> [Task prompt]
Using the entries that follow, collect the lines where the word "TOTAL" appears.

> [Records]
▽

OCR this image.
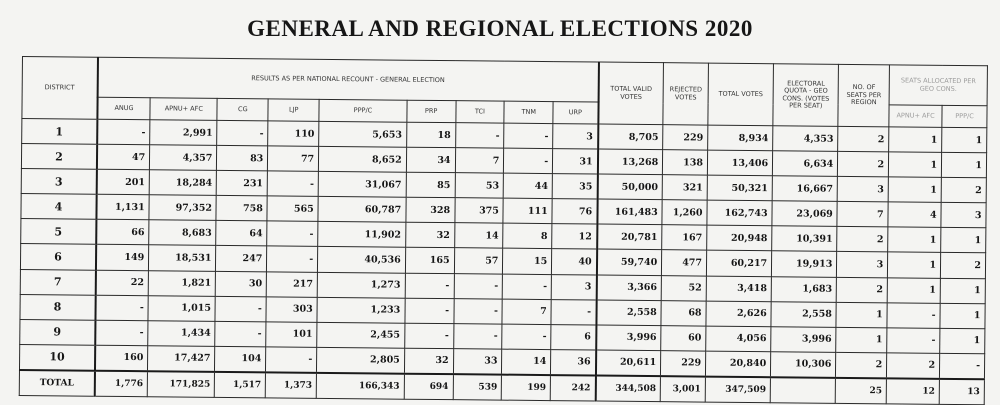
GENERAL AND REGIONAL ELECTIONS 2020
DISTRICT	RESULTS AS PER NATIONAL RECOUNT - GENERAL ELECTION									TOTAL VALID VOTES	REJECTED VOTES	TOTAL VOTES	ELECTORAL QUOTA - GEO CONS. (VOTES PER SEAT)	NO. OF SEATS PER REGION	SEATS ALLOCATED PER GEO CONS.	
	ANUG	APNU+ AFC	CG	LJP	PPP/C	PRP	TCI	TNM	URP						APNU+ AFC	PPP/C
1	-	2,991	-	110	5,653	18	-	-	3	8,705	229	8,934	4,353	2	1	1
2	47	4,357	83	77	8,652	34	7	-	31	13,268	138	13,406	6,634	2	1	1
3	201	18,284	231	-	31,067	85	53	44	35	50,000	321	50,321	16,667	3	1	2
4	1,131	97,352	758	565	60,787	328	375	111	76	161,483	1,260	162,743	23,069	7	4	3
5	66	8,683	64	-	11,902	32	14	8	12	20,781	167	20,948	10,391	2	1	1
6	149	18,531	247	-	40,536	165	57	15	40	59,740	477	60,217	19,913	3	1	2
7	22	1,821	30	217	1,273	-	-	-	3	3,366	52	3,418	1,683	2	1	1
8	-	1,015	-	303	1,233	-	-	7	-	2,558	68	2,626	2,558	1	-	1
9	-	1,434	-	101	2,455	-	-	-	6	3,996	60	4,056	3,996	1	-	1
10	160	17,427	104	-	2,805	32	33	14	36	20,611	229	20,840	10,306	2	2	-
TOTAL	1,776	171,825	1,517	1,373	166,343	694	539	199	242	344,508	3,001	347,509		25	12	13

△

> [Task response]
DISTRICT	RESULTS AS PER NATIONAL RECOUNT - GENERAL ELECTION									TOTAL VALID VOTES	REJECTED VOTES	TOTAL VOTES	ELECTORAL QUOTA - GEO CONS. (VOTES PER SEAT)	NO. OF SEATS PER REGION	SEATS ALLOCATED PER GEO CONS.	
TOTAL	1,776	171,825	1,517	1,373	166,343	694	539	199	242	344,508	3,001	347,509		25	12	13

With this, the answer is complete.